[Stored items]
⁂
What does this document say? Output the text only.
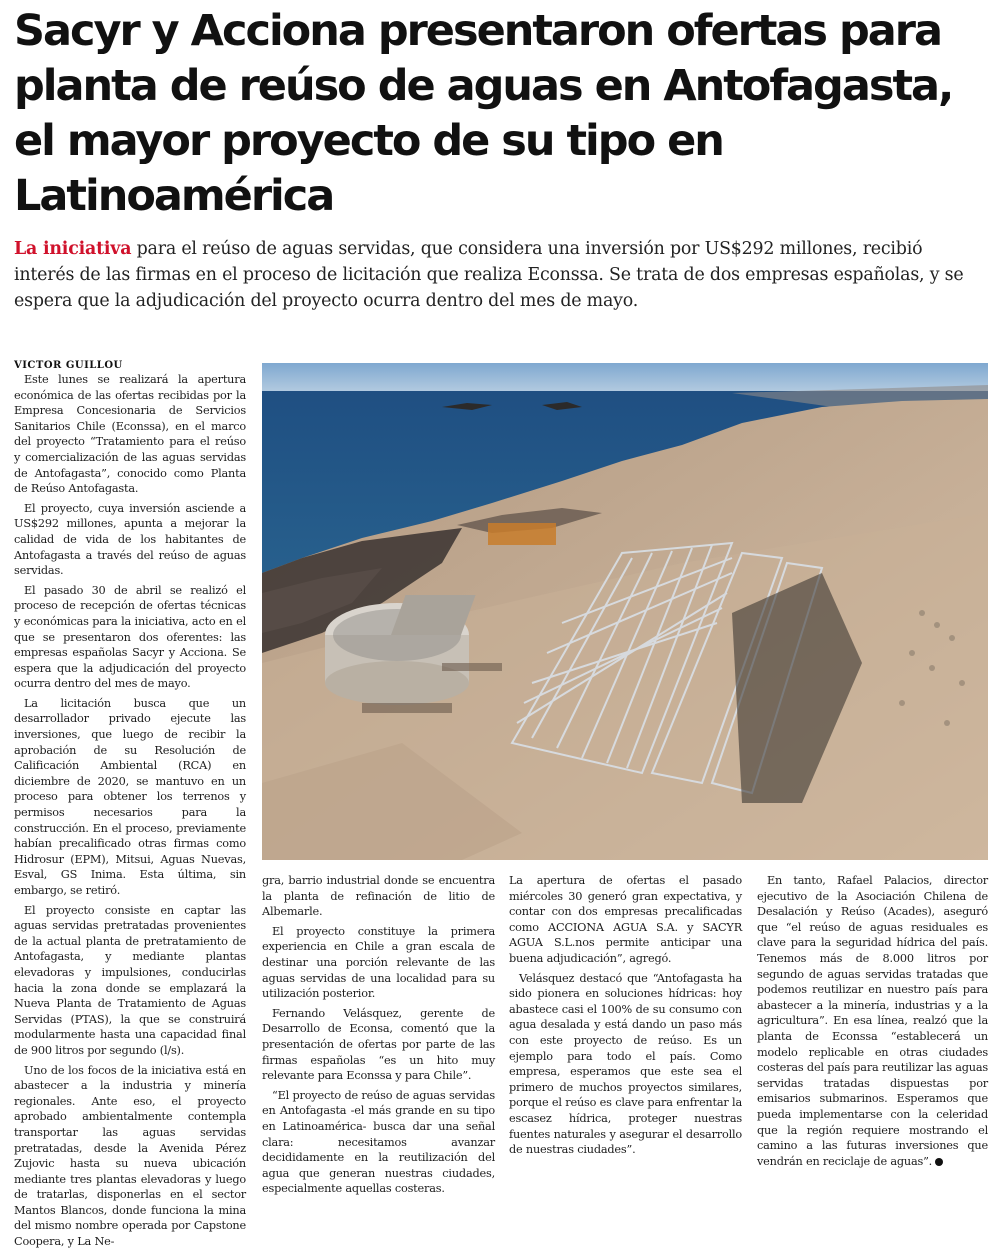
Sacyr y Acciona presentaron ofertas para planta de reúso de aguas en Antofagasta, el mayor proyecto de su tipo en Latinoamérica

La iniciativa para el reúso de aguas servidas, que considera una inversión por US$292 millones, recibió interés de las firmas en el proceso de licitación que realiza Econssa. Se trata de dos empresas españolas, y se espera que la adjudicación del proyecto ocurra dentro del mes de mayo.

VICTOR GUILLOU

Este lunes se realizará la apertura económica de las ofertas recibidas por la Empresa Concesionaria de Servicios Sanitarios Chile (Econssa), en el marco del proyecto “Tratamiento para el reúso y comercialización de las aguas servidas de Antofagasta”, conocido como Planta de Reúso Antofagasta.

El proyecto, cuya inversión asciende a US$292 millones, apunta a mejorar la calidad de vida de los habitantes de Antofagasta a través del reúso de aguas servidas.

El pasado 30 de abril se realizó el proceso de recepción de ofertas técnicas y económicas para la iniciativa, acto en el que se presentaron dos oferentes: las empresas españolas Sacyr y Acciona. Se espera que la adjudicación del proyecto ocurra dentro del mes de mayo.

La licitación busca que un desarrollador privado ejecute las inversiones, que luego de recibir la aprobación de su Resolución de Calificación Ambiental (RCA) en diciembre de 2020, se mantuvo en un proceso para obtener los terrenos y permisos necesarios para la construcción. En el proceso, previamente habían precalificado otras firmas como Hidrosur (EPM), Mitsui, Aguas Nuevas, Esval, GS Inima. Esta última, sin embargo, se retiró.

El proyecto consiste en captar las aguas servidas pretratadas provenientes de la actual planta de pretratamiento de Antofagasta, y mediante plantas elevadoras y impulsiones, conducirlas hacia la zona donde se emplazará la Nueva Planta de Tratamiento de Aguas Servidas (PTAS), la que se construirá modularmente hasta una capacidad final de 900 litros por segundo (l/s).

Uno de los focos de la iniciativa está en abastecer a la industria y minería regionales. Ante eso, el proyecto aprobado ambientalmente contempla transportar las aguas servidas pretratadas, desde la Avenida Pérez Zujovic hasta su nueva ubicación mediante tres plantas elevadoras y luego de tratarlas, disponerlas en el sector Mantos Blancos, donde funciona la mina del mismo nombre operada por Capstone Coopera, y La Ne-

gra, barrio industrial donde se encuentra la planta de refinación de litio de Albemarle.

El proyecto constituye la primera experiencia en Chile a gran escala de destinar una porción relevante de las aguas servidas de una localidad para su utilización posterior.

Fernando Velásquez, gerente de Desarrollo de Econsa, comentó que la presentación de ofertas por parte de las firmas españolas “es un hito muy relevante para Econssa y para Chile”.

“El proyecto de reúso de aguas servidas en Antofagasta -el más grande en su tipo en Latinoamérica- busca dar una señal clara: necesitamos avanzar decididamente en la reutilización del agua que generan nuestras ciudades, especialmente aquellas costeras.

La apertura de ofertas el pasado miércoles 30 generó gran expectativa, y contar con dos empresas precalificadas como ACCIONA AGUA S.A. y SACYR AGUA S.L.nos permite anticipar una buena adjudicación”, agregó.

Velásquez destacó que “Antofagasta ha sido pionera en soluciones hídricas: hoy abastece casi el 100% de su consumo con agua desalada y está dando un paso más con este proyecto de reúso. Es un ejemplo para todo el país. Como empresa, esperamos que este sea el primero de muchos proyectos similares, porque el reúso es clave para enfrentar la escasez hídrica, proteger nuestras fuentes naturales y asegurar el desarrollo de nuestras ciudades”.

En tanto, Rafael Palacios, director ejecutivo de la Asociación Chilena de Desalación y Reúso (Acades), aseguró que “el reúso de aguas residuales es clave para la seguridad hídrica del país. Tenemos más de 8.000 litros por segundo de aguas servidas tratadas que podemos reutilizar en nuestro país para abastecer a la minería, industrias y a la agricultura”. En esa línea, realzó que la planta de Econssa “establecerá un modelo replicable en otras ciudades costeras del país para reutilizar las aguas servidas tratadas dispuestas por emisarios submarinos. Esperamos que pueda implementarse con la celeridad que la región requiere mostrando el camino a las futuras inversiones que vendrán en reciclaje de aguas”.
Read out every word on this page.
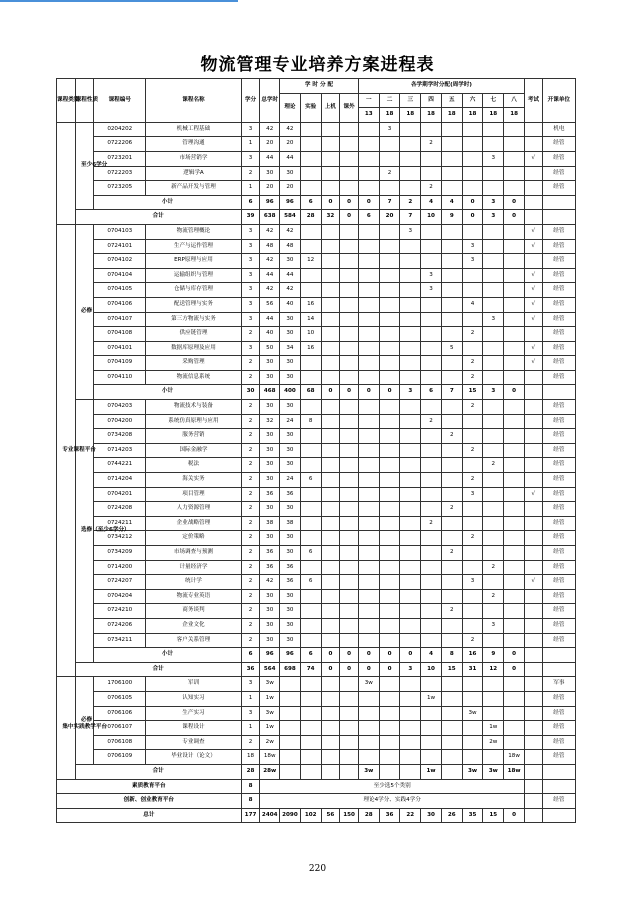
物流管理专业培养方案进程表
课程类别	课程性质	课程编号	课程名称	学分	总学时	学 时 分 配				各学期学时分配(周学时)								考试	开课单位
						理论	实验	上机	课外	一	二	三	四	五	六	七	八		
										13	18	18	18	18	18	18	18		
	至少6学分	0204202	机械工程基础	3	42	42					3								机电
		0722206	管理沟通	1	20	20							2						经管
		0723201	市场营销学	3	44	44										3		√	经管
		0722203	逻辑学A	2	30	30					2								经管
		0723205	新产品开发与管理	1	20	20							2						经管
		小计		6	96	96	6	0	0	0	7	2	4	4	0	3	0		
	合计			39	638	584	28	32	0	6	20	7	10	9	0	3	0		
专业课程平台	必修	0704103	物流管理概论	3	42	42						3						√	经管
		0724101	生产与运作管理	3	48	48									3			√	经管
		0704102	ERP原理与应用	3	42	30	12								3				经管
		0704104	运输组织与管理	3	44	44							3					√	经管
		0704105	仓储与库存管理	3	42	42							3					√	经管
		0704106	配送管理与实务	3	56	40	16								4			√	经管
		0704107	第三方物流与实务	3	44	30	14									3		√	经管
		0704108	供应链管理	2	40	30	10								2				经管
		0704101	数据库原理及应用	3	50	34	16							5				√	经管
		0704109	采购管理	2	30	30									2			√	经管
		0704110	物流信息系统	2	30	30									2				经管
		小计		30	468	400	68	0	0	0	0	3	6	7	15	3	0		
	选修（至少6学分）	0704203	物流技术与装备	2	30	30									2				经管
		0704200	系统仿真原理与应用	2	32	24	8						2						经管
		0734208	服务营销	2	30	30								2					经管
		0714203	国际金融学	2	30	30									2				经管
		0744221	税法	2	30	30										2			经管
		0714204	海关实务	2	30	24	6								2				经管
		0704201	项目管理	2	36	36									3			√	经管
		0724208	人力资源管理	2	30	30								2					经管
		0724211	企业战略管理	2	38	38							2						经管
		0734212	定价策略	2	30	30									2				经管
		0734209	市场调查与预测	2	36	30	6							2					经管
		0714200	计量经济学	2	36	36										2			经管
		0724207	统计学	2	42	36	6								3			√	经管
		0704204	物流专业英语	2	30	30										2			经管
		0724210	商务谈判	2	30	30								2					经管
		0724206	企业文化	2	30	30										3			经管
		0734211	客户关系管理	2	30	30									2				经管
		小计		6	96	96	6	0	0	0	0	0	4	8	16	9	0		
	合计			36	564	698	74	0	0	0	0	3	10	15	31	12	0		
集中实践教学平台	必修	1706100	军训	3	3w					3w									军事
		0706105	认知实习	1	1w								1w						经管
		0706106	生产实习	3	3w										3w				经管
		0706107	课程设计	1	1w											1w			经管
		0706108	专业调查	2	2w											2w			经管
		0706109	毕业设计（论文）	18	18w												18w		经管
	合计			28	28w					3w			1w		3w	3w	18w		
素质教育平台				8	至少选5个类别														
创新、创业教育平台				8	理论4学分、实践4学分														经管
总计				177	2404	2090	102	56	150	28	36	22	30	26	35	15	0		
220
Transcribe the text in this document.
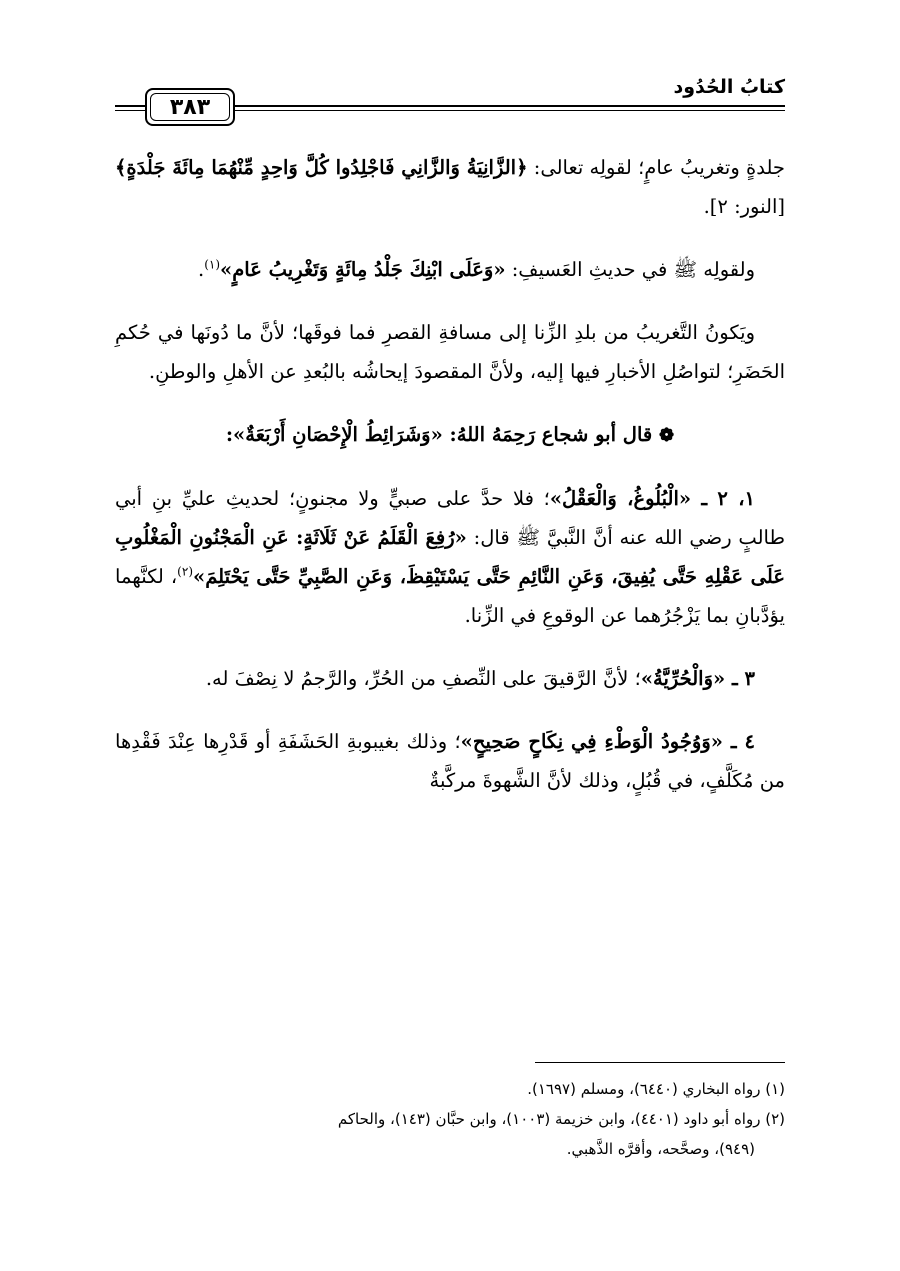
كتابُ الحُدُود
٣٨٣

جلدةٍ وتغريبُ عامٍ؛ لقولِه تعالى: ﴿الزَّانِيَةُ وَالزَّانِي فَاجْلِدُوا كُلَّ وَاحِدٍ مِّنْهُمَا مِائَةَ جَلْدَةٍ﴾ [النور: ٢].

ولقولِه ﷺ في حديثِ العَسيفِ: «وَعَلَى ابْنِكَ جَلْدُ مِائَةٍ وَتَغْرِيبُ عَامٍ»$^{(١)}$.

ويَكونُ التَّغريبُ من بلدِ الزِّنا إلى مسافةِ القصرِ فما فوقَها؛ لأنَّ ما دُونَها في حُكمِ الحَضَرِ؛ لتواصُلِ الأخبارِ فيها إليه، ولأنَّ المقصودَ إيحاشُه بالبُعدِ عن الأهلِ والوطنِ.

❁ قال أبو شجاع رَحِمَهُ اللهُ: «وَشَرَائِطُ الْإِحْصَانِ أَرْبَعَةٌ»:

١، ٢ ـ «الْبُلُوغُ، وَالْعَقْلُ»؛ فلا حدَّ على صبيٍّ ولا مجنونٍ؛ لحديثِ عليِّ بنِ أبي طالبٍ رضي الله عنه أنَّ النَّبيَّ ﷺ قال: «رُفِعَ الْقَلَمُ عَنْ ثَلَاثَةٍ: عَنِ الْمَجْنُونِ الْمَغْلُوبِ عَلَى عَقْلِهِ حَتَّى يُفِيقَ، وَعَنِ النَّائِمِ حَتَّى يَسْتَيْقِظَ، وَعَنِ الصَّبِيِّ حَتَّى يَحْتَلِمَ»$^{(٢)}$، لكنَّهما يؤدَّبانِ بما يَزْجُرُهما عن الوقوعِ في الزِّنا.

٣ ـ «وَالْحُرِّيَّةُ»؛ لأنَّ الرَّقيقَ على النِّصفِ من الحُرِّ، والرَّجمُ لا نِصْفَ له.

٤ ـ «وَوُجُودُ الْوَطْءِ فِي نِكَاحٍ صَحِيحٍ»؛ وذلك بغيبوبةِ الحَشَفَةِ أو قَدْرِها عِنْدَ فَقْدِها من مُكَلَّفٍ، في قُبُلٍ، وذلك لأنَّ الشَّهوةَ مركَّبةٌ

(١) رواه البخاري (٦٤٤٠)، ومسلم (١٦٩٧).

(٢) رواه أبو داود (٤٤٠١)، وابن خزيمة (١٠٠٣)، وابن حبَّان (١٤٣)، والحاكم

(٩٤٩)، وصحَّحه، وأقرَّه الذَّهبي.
⁂
§ Job: From the data above, show each line that contains "relevante".

§ Answer for this exercise:
El proyecto constituye la primera experiencia en Chile a gran escala de destinar una porción relevante de las aguas servidas de una localidad para su utilización posterior.
Fernando Velásquez, gerente de Desarrollo de Econsa, comentó que la presentación de ofertas por parte de las firmas españolas “es un hito muy relevante para Econssa y para Chile”.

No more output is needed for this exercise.